Structured figure records
┌──

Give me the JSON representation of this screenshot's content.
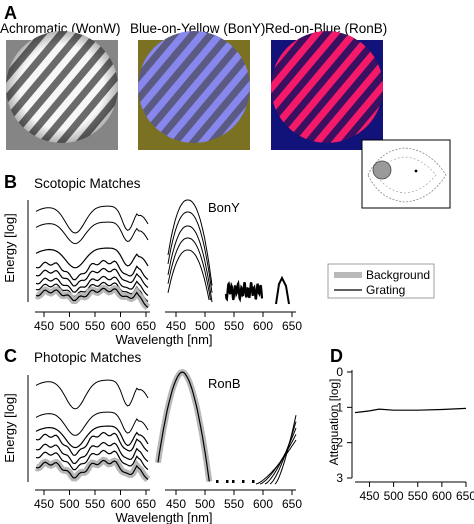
{
  "panels": {
    "A": {
      "letter": "A",
      "stimuli": [
        {
          "label": "Achromatic (WonW)",
          "bg": "#858585",
          "stripe_dark": "#6a6a6a",
          "stripe_light": "#ffffff"
        },
        {
          "label": "Blue-on-Yellow (BonY)",
          "bg": "#7a7222",
          "stripe_dark": "#5a5a82",
          "stripe_light": "#8a8af2"
        },
        {
          "label": "Red-on-Blue (RonB)",
          "bg": "#11127a",
          "stripe_dark": "#3a1160",
          "stripe_light": "#ff1a6a"
        }
      ]
    },
    "B": {
      "letter": "B",
      "title": "Scotopic Matches",
      "inset_label": "BonY"
    },
    "C": {
      "letter": "C",
      "title": "Photopic Matches",
      "inset_label": "RonB"
    },
    "D": {
      "letter": "D"
    },
    "legend": {
      "background": "Background",
      "grating": "Grating"
    }
  },
  "axes": {
    "energy_label": "Energy [log]",
    "wavelength_label": "Wavelength [nm]",
    "attenuation_label": "Attenuation [log]",
    "wl_ticks": [
      "450",
      "500",
      "550",
      "600",
      "650"
    ],
    "wl_ticks_D": [
      "450",
      "500",
      "550",
      "600",
      "650"
    ],
    "atten_ticks": [
      "0",
      "1",
      "2",
      "3"
    ]
  },
  "chart_data": {
    "type": "line",
    "xlabel": "Wavelength [nm]",
    "ylabel": "Attenuation [log]",
    "xlim": [
      420,
      650
    ],
    "ylim": [
      3,
      0
    ],
    "x": [
      420,
      450,
      470,
      500,
      550,
      600,
      650
    ],
    "values": [
      1.15,
      1.1,
      1.05,
      1.08,
      1.08,
      1.06,
      1.03
    ]
  },
  "colors": {
    "curve": "#000000",
    "background_curve": "#b8b8b8"
  }
}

└──

Written request => Copy each line in full and exactly, omitting any picture.

Full answer =>
Give me the JSON representation of this screenshot's content.
{
  "panels": {
    "A": {
      "letter": "A",
      "stimuli": [
        {
          "label": "Achromatic (WonW)",
          "bg": "#858585",
          "stripe_dark": "#6a6a6a",
          "stripe_light": "#ffffff"
        },
        {
          "label": "Blue-on-Yellow (BonY)",
          "bg": "#7a7222",
          "stripe_dark": "#5a5a82",
          "stripe_light": "#8a8af2"
        },
        {
          "label": "Red-on-Blue (RonB)",
          "bg": "#11127a",
          "stripe_dark": "#3a1160",
          "stripe_light": "#ff1a6a"
        }
      ]
    },
    "B": {
      "letter": "B",
      "title": "Scotopic Matches",
      "inset_label": "BonY"
    },
    "C": {
      "letter": "C",
      "title": "Photopic Matches",
      "inset_label": "RonB"
    },
    "D": {
      "letter": "D"
    },
    "legend": {
      "background": "Background",
      "grating": "Grating"
    }
  },
  "axes": {
    "energy_label": "Energy [log]",
    "wavelength_label": "Wavelength [nm]",
    "attenuation_label": "Attenuation [log]",
    "wl_ticks": [
      "450",
      "500",
      "550",
      "600",
      "650"
    ],
    "wl_ticks_D": [
      "450",
      "500",
      "550",
      "600",
      "650"
    ],
    "atten_ticks": [
      "0",
      "1",
      "2",
      "3"
    ]
  },
  "chart_data": {
    "type": "line",
    "xlabel": "Wavelength [nm]",
    "ylabel": "Attenuation [log]",
    "xlim": [
      420,
      650
    ],
    "ylim": [
      3,
      0
    ],
    "x": [
      420,
      450,
      470,
      500,
      550,
      600,
      650
    ],
    "values": [
      1.15,
      1.1,
      1.05,
      1.08,
      1.08,
      1.06,
      1.03
    ]
  },
  "colors": {
    "curve": "#000000",
    "background_curve": "#b8b8b8"
  }
}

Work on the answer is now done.